To be done →
Copy each line that contains the string "BRAKE".

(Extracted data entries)
- - -
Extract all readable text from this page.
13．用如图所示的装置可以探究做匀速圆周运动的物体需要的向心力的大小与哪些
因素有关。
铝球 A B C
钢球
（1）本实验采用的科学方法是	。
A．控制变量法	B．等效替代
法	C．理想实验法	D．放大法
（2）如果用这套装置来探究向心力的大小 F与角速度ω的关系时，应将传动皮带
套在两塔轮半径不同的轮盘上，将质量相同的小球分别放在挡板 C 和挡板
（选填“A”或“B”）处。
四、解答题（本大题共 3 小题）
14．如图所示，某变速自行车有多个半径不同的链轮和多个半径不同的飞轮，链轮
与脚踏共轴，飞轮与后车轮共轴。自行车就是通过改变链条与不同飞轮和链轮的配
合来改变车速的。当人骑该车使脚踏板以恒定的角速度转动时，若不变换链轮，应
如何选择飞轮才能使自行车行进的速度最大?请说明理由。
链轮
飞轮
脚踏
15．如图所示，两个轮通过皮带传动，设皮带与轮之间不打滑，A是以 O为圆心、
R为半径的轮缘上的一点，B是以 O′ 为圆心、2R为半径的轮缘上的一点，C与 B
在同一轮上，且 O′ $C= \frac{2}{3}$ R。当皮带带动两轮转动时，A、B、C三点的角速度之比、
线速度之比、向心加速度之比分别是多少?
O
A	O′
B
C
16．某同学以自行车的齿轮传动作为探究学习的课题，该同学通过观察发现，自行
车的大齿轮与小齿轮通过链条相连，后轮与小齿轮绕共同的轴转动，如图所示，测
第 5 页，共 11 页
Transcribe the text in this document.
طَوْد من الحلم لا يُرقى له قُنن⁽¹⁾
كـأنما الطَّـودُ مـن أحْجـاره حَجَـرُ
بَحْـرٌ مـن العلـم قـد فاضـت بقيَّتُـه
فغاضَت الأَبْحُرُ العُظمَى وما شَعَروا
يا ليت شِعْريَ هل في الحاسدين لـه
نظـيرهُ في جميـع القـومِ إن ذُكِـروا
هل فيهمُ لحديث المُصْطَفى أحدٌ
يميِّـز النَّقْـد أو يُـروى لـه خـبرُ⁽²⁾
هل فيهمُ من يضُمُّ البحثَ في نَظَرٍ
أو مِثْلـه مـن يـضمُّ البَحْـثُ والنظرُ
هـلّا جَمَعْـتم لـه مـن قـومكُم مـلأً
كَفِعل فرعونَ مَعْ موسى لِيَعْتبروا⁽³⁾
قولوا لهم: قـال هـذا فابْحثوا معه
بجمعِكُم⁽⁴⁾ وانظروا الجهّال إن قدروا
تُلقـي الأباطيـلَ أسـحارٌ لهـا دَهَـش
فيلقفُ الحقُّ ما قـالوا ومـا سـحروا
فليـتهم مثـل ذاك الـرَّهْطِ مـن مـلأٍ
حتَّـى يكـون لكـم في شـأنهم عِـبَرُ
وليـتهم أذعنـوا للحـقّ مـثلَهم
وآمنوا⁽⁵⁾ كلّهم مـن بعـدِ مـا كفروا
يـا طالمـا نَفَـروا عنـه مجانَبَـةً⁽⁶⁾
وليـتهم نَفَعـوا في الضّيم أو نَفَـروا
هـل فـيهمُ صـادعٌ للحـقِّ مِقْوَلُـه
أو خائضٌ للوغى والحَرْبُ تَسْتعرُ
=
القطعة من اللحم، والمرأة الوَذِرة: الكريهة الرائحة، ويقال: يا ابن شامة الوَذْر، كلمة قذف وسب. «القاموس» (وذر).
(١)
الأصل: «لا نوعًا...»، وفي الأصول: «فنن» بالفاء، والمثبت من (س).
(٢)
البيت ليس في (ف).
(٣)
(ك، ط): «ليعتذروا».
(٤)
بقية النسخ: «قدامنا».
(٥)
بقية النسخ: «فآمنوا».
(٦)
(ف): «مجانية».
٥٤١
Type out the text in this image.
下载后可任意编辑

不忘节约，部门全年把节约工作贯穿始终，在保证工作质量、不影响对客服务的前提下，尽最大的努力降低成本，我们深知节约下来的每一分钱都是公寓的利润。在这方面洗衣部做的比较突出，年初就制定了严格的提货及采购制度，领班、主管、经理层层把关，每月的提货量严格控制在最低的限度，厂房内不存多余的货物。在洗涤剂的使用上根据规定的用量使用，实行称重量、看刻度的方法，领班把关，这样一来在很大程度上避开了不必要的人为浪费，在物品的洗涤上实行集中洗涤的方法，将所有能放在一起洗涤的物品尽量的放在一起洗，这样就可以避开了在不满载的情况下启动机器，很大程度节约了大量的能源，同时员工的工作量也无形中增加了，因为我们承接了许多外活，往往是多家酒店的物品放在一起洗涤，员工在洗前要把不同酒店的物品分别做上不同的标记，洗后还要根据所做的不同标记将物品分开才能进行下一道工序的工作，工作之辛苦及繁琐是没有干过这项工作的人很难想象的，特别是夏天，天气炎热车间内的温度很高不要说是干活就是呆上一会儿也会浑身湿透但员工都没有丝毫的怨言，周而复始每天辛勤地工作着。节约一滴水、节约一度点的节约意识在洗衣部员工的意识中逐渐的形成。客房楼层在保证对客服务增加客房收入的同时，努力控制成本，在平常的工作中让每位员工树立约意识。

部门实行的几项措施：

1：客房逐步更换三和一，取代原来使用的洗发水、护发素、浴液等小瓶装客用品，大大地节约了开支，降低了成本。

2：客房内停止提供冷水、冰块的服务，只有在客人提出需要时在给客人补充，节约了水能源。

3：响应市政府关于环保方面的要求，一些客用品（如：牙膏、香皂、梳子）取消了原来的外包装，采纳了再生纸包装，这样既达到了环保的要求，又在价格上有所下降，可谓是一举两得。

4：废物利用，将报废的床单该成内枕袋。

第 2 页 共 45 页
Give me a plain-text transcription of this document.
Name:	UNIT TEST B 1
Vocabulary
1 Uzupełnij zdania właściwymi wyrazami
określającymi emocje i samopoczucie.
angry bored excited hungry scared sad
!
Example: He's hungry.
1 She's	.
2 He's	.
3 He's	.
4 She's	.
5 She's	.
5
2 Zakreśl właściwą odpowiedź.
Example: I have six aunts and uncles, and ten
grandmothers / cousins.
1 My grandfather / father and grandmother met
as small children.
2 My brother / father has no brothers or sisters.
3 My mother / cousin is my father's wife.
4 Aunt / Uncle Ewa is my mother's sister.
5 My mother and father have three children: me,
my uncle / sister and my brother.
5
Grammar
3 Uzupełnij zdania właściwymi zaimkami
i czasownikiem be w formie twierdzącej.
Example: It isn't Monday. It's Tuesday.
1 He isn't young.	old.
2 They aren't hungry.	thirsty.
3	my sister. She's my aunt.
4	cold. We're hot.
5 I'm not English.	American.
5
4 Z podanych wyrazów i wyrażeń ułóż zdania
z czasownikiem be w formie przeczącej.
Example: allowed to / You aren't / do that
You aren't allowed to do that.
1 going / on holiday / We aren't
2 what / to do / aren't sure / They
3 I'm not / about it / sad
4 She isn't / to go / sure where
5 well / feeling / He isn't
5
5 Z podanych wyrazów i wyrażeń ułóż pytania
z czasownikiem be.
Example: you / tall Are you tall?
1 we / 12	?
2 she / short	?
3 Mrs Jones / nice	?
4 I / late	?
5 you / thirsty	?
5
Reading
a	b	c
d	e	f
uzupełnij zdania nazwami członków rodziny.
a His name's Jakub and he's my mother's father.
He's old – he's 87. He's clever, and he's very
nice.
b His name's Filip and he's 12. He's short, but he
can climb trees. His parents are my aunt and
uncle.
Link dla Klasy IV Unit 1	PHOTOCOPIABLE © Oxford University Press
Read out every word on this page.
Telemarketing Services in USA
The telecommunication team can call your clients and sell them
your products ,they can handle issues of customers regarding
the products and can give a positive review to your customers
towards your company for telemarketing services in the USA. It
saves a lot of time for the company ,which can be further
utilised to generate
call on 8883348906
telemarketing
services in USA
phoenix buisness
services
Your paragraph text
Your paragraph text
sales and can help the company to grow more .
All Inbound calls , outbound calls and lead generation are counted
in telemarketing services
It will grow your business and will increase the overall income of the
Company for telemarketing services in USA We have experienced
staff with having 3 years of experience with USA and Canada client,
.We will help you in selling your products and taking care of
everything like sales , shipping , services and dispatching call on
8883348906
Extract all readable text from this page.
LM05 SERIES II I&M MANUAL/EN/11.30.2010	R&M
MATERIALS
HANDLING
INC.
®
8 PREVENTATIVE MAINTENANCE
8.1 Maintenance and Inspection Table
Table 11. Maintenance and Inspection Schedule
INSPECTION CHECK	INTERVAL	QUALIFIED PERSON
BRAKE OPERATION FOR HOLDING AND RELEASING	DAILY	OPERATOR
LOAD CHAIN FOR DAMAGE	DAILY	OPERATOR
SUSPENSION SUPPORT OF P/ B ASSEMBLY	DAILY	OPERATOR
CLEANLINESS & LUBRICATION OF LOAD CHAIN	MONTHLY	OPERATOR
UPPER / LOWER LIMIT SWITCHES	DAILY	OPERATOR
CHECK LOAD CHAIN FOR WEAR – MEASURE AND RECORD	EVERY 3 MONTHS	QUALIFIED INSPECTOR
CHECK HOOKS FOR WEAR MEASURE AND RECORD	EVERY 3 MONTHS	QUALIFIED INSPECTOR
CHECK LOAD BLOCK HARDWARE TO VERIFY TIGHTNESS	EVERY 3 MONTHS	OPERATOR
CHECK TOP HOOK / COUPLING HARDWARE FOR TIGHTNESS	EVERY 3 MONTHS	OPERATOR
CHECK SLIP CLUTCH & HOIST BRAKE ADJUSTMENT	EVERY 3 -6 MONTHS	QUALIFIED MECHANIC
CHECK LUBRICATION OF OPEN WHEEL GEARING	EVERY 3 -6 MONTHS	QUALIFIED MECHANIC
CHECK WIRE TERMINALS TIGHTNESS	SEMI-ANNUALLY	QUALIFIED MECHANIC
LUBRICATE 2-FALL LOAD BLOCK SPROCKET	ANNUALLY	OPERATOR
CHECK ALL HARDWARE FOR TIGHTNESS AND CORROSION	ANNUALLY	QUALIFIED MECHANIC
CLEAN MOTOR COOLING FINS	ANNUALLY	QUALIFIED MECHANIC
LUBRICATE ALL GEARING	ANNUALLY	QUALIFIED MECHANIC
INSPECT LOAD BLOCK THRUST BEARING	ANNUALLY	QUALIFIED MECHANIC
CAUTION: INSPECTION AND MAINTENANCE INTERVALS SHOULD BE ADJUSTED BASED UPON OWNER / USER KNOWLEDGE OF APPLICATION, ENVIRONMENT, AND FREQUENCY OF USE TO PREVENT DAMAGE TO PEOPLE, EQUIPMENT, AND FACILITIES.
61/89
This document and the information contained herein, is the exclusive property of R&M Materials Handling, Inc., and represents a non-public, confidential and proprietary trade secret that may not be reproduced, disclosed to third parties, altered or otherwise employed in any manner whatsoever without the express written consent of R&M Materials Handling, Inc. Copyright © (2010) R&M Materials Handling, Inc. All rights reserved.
- - -
Answer to the problem →
BRAKE OPERATION FOR HOLDING AND RELEASING	DAILY	OPERATOR
CHECK SLIP CLUTCH & HOIST BRAKE ADJUSTMENT	EVERY 3 -6 MONTHS	QUALIFIED MECHANIC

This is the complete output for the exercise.